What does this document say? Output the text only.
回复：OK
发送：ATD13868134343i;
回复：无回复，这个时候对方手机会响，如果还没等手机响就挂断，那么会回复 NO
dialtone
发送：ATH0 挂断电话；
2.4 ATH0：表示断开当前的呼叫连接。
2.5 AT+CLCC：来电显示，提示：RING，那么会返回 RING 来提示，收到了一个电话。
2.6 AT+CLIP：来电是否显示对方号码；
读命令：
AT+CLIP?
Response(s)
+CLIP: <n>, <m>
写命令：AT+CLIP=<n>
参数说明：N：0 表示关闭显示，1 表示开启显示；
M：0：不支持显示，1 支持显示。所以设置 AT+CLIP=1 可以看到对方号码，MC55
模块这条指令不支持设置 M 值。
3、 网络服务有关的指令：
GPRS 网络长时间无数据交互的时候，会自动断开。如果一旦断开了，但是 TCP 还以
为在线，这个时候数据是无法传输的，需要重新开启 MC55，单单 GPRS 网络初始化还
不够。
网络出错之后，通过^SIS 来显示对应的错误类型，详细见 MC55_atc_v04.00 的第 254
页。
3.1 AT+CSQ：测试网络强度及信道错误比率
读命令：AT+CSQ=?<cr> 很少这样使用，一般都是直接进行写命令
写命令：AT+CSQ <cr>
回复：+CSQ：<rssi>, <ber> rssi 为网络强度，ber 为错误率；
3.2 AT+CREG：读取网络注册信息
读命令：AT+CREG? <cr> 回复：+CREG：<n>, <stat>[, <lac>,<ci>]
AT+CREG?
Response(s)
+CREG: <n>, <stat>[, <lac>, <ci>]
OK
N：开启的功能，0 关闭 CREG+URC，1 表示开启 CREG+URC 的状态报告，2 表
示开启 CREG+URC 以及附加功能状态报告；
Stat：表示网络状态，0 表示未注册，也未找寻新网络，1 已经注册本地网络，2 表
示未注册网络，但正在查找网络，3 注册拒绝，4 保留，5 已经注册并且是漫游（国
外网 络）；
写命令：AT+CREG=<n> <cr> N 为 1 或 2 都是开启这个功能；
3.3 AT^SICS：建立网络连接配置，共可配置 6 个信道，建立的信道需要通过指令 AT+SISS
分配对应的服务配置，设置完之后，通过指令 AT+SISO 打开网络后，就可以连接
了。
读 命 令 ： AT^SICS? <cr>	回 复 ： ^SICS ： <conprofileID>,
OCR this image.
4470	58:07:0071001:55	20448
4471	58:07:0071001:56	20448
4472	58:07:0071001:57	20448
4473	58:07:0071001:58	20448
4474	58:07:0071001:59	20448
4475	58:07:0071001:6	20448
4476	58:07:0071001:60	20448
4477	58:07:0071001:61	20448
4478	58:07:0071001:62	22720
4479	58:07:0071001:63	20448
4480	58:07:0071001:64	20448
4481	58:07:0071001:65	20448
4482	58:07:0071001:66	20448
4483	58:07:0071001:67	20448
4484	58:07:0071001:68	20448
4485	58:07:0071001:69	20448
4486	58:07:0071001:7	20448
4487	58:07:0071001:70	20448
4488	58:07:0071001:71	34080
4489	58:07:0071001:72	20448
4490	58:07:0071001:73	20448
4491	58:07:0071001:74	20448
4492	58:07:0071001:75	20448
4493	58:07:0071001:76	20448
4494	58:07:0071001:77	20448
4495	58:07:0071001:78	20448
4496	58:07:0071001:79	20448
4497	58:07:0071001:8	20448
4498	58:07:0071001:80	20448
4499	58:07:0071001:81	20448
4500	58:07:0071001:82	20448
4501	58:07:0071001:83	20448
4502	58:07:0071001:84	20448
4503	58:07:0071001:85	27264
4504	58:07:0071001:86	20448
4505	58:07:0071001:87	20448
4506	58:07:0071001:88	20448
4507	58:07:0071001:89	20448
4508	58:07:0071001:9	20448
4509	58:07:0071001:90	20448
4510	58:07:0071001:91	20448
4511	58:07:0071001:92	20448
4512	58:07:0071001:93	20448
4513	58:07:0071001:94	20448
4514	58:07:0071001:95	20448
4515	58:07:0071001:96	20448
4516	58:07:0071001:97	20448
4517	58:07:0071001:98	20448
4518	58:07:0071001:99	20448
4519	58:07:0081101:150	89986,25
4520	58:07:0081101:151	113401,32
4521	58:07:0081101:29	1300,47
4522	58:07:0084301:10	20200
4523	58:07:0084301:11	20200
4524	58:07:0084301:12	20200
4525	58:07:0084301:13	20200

******

■ **INSTRUCTIONS TO FOLLOW**:
Using the listing above, show every line that includes the string "CLIP".

■ **RESULT OF THIS TASK**:
2.6 AT+CLIP：来电是否显示对方号码；
AT+CLIP?
+CLIP: <n>, <m>
写命令：AT+CLIP=<n>
M：0：不支持显示，1 支持显示。所以设置 AT+CLIP=1 可以看到对方号码，MC55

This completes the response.